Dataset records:

__________________________________________________

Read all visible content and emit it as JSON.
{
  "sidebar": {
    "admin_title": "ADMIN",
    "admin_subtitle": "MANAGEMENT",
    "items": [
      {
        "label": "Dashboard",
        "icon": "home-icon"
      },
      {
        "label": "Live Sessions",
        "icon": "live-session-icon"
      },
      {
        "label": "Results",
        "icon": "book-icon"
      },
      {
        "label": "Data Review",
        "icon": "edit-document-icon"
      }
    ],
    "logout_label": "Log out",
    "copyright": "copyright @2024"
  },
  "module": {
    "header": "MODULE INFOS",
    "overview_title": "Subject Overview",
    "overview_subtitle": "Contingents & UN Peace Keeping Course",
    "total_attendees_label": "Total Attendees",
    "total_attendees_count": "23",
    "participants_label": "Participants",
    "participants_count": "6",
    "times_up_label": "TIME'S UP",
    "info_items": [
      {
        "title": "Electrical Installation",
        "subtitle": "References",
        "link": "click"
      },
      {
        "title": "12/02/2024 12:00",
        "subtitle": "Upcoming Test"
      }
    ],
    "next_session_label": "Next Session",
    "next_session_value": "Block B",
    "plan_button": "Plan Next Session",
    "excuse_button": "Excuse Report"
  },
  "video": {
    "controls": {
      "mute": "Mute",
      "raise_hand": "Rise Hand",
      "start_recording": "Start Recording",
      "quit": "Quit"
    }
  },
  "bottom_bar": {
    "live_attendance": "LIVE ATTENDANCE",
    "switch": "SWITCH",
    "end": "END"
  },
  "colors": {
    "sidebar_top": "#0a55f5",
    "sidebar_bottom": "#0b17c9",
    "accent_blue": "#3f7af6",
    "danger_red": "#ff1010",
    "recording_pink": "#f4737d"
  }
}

__________________________________________________

**Task directions:**
Your task is to repeat each line of the material exactly.

**Task output:**
Read all visible content and emit it as JSON.
{
  "sidebar": {
    "admin_title": "ADMIN",
    "admin_subtitle": "MANAGEMENT",
    "items": [
      {
        "label": "Dashboard",
        "icon": "home-icon"
      },
      {
        "label": "Live Sessions",
        "icon": "live-session-icon"
      },
      {
        "label": "Results",
        "icon": "book-icon"
      },
      {
        "label": "Data Review",
        "icon": "edit-document-icon"
      }
    ],
    "logout_label": "Log out",
    "copyright": "copyright @2024"
  },
  "module": {
    "header": "MODULE INFOS",
    "overview_title": "Subject Overview",
    "overview_subtitle": "Contingents & UN Peace Keeping Course",
    "total_attendees_label": "Total Attendees",
    "total_attendees_count": "23",
    "participants_label": "Participants",
    "participants_count": "6",
    "times_up_label": "TIME'S UP",
    "info_items": [
      {
        "title": "Electrical Installation",
        "subtitle": "References",
        "link": "click"
      },
      {
        "title": "12/02/2024 12:00",
        "subtitle": "Upcoming Test"
      }
    ],
    "next_session_label": "Next Session",
    "next_session_value": "Block B",
    "plan_button": "Plan Next Session",
    "excuse_button": "Excuse Report"
  },
  "video": {
    "controls": {
      "mute": "Mute",
      "raise_hand": "Rise Hand",
      "start_recording": "Start Recording",
      "quit": "Quit"
    }
  },
  "bottom_bar": {
    "live_attendance": "LIVE ATTENDANCE",
    "switch": "SWITCH",
    "end": "END"
  },
  "colors": {
    "sidebar_top": "#0a55f5",
    "sidebar_bottom": "#0b17c9",
    "accent_blue": "#3f7af6",
    "danger_red": "#ff1010",
    "recording_pink": "#f4737d"
  }
}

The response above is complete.